→ **PROBLEM DETAILS**:
In the entries below, find every line with "sederhana" and copy it.

>>>

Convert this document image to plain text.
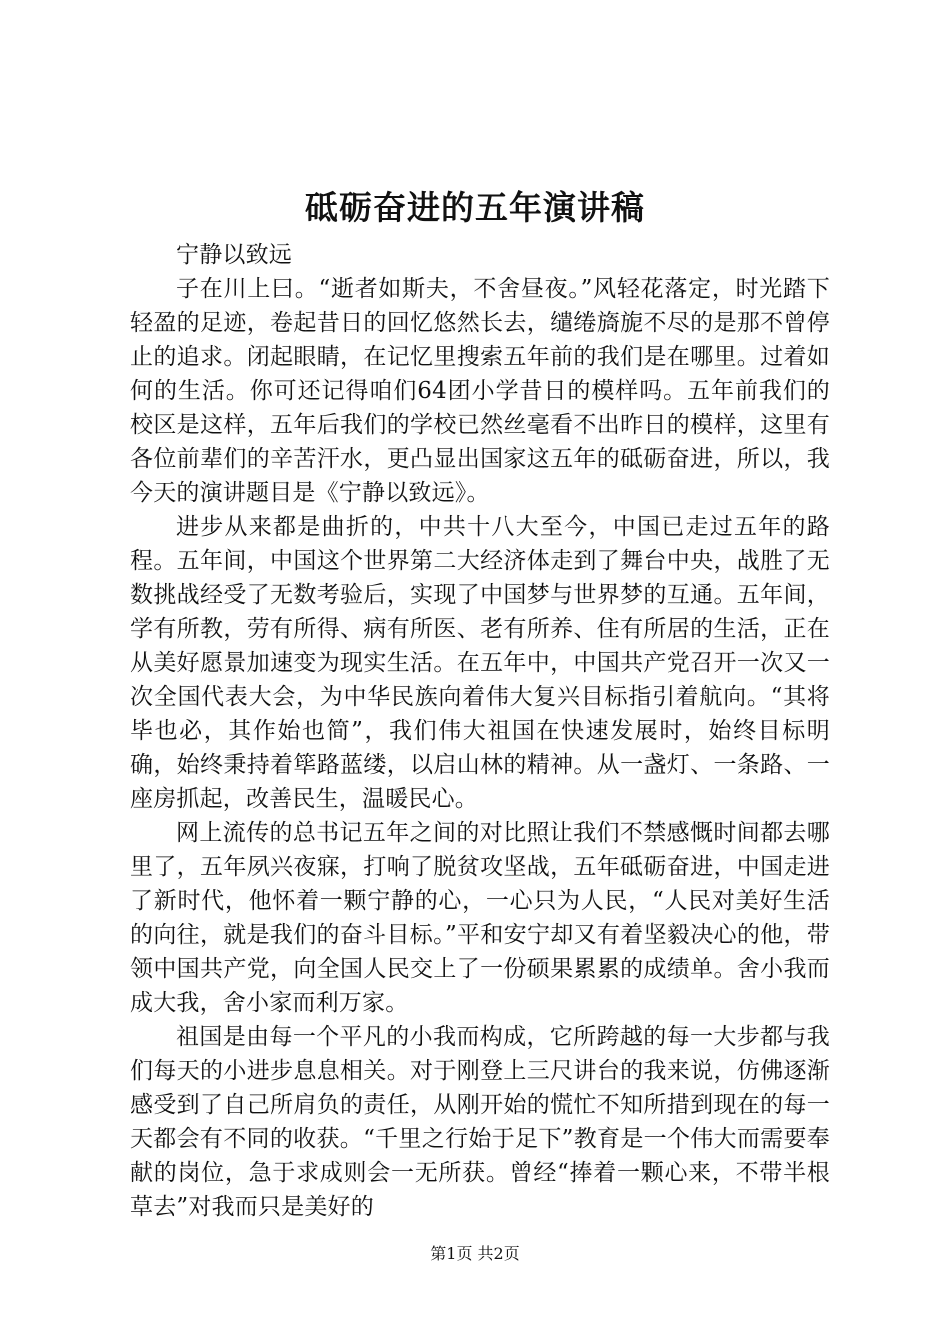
砥砺奋进的五年演讲稿
宁静以致远

子在川上曰。“逝者如斯夫，不舍昼夜。”风轻花落定，时光踏下轻盈的足迹，卷起昔日的回忆悠然长去，缱绻旖旎不尽的是那不曾停止的追求。闭起眼睛，在记忆里搜索五年前的我们是在哪里。过着如何的生活。你可还记得咱们64团小学昔日的模样吗。五年前我们的校区是这样，五年后我们的学校已然丝毫看不出昨日的模样，这里有各位前辈们的辛苦汗水，更凸显出国家这五年的砥砺奋进，所以，我今天的演讲题目是《宁静以致远》。

进步从来都是曲折的，中共十八大至今，中国已走过五年的路程。五年间，中国这个世界第二大经济体走到了舞台中央，战胜了无数挑战经受了无数考验后，实现了中国梦与世界梦的互通。五年间，学有所教，劳有所得、病有所医、老有所养、住有所居的生活，正在从美好愿景加速变为现实生活。在五年中，中国共产党召开一次又一次全国代表大会，为中华民族向着伟大复兴目标指引着航向。“其将毕也必，其作始也简”，我们伟大祖国在快速发展时，始终目标明确，始终秉持着筚路蓝缕，以启山林的精神。从一盏灯、一条路、一座房抓起，改善民生，温暖民心。

网上流传的总书记五年之间的对比照让我们不禁感慨时间都去哪里了，五年夙兴夜寐，打响了脱贫攻坚战，五年砥砺奋进，中国走进了新时代，他怀着一颗宁静的心，一心只为人民，“人民对美好生活的向往，就是我们的奋斗目标。”平和安宁却又有着坚毅决心的他，带领中国共产党，向全国人民交上了一份硕果累累的成绩单。舍小我而成大我，舍小家而利万家。

祖国是由每一个平凡的小我而构成，它所跨越的每一大步都与我们每天的小进步息息相关。对于刚登上三尺讲台的我来说，仿佛逐渐感受到了自己所肩负的责任，从刚开始的慌忙不知所措到现在的每一天都会有不同的收获。“千里之行始于足下”教育是一个伟大而需要奉献的岗位，急于求成则会一无所获。曾经“捧着一颗心来，不带半根草去”对我而只是美好的

第1页 共2页
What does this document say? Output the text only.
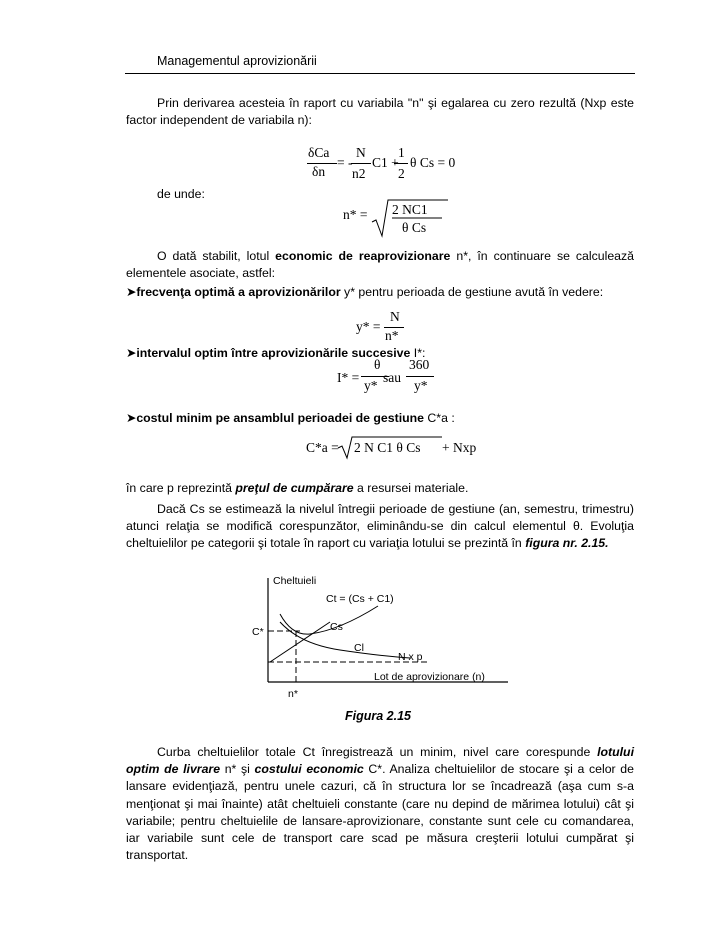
Managementul aprovizionării
Prin derivarea acesteia în raport cu variabila "n" şi egalarea cu zero rezultă (Nxp este factor independent de variabila n):
δCa
δn
= -
N
n2
C1 +
1
2
θ Cs = 0
de unde:
n* = 2 NC1
θ Cs
O dată stabilit, lotul economic de reaprovizionare n*, în continuare se calculează elementele asociate, astfel:
➤frecvenţa optimă a aprovizionărilor y* pentru perioada de gestiune avută în vedere:
y* =
N
n*
➤intervalul optim între aprovizionările succesive I*:
I* =
θ
y*
sau
360
y*
➤costul minim pe ansamblul perioadei de gestiune C*a :
C*a = 2 N C1 θ Cs + Nxp
în care p reprezintă preţul de cumpărare a resursei materiale.
Dacă Cs se estimează la nivelul întregii perioade de gestiune (an, semestru, trimestru) atunci relaţia se modifică corespunzător, eliminându-se din calcul elementul θ. Evoluţia cheltuielilor pe categorii şi totale în raport cu variaţia lotului se prezintă în figura nr. 2.15.
Cheltuieli
Ct = (Cs + C1)
Cs
Cl
N x p
C*
Lot de aprovizionare (n)
n*
Figura 2.15
Curba cheltuielilor totale Ct înregistrează un minim, nivel care corespunde lotului optim de livrare n* şi costului economic C*. Analiza cheltuielilor de stocare şi a celor de lansare evidenţiază, pentru unele cazuri, că în structura lor se încadrează (aşa cum s-a menţionat şi mai înainte) atât cheltuieli constante (care nu depind de mărimea lotului) cât şi variabile; pentru cheltuielile de lansare-aprovizionare, constante sunt cele cu comandarea, iar variabile sunt cele de transport care scad pe măsura creşterii lotului cumpărat şi transportat.
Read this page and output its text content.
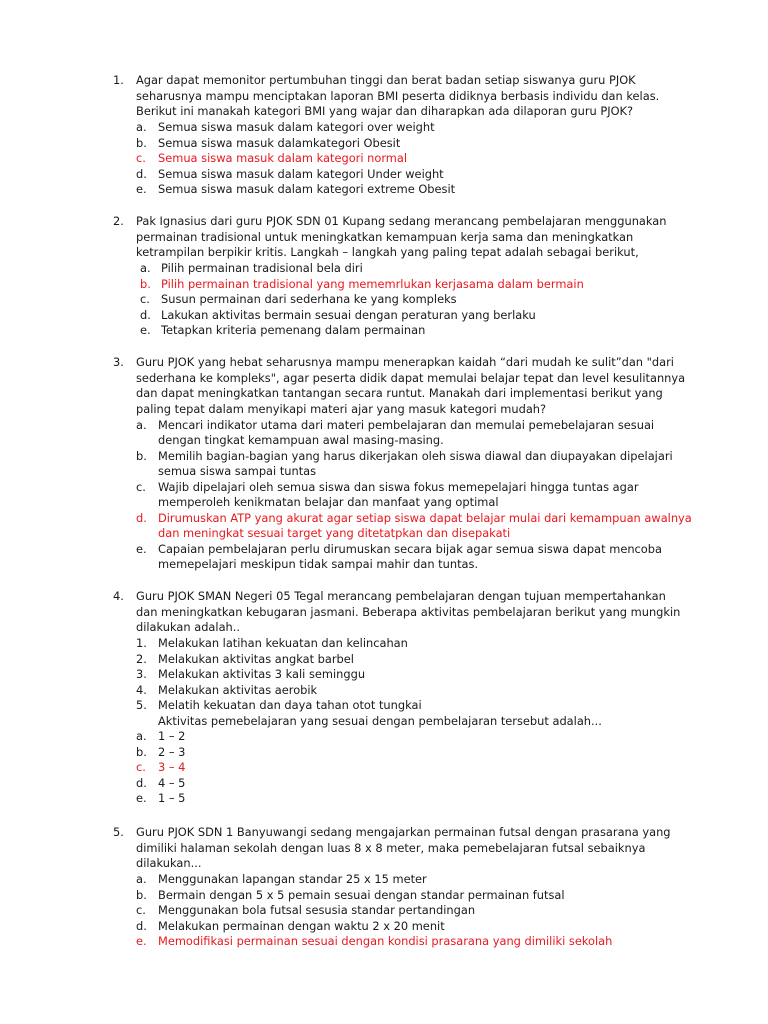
1. Agar dapat memonitor pertumbuhan tinggi dan berat badan setiap siswanya guru PJOK
seharusnya mampu menciptakan laporan BMI peserta didiknya berbasis individu dan kelas.
Berikut ini manakah kategori BMI yang wajar dan diharapkan ada dilaporan guru PJOK?
a. Semua siswa masuk dalam kategori over weight
b. Semua siswa masuk dalamkategori Obesit
c. Semua siswa masuk dalam kategori normal
d. Semua siswa masuk dalam kategori Under weight
e. Semua siswa masuk dalam kategori extreme Obesit
2. Pak Ignasius dari guru PJOK SDN 01 Kupang sedang merancang pembelajaran menggunakan
permainan tradisional untuk meningkatkan kemampuan kerja sama dan meningkatkan
ketrampilan berpikir kritis. Langkah – langkah yang paling tepat adalah sebagai berikut,
a. Pilih permainan tradisional bela diri
b. Pilih permainan tradisional yang mememrlukan kerjasama dalam bermain
c. Susun permainan dari sederhana ke yang kompleks
d. Lakukan aktivitas bermain sesuai dengan peraturan yang berlaku
e. Tetapkan kriteria pemenang dalam permainan
3. Guru PJOK yang hebat seharusnya mampu menerapkan kaidah “dari mudah ke sulit”dan "dari
sederhana ke kompleks", agar peserta didik dapat memulai belajar tepat dan level kesulitannya
dan dapat meningkatkan tantangan secara runtut. Manakah dari implementasi berikut yang
paling tepat dalam menyikapi materi ajar yang masuk kategori mudah?
a. Mencari indikator utama dari materi pembelajaran dan memulai pemebelajaran sesuai
dengan tingkat kemampuan awal masing-masing.
b. Memilih bagian-bagian yang harus dikerjakan oleh siswa diawal dan diupayakan dipelajari
semua siswa sampai tuntas
c. Wajib dipelajari oleh semua siswa dan siswa fokus memepelajari hingga tuntas agar
memperoleh kenikmatan belajar dan manfaat yang optimal
d. Dirumuskan ATP yang akurat agar setiap siswa dapat belajar mulai dari kemampuan awalnya
dan meningkat sesuai target yang ditetatpkan dan disepakati
e. Capaian pembelajaran perlu dirumuskan secara bijak agar semua siswa dapat mencoba
memepelajari meskipun tidak sampai mahir dan tuntas.
4. Guru PJOK SMAN Negeri 05 Tegal merancang pembelajaran dengan tujuan mempertahankan
dan meningkatkan kebugaran jasmani. Beberapa aktivitas pembelajaran berikut yang mungkin
dilakukan adalah..
1. Melakukan latihan kekuatan dan kelincahan
2. Melakukan aktivitas angkat barbel
3. Melakukan aktivitas 3 kali seminggu
4. Melakukan aktivitas aerobik
5. Melatih kekuatan dan daya tahan otot tungkai
Aktivitas pemebelajaran yang sesuai dengan pembelajaran tersebut adalah...
a. 1 – 2
b. 2 – 3
c. 3 – 4
d. 4 – 5
e. 1 – 5
5. Guru PJOK SDN 1 Banyuwangi sedang mengajarkan permainan futsal dengan prasarana yang
dimiliki halaman sekolah dengan luas 8 x 8 meter, maka pemebelajaran futsal sebaiknya
dilakukan...
a. Menggunakan lapangan standar 25 x 15 meter
b. Bermain dengan 5 x 5 pemain sesuai dengan standar permainan futsal
c. Menggunakan bola futsal sesusia standar pertandingan
d. Melakukan permainan dengan waktu 2 x 20 menit
e. Memodifikasi permainan sesuai dengan kondisi prasarana yang dimiliki sekolah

<<<

→ **SOLUTION TO THIS EXERCISE**:
c. Susun permainan dari sederhana ke yang kompleks
sederhana ke kompleks", agar peserta didik dapat memulai belajar tepat dan level kesulitannya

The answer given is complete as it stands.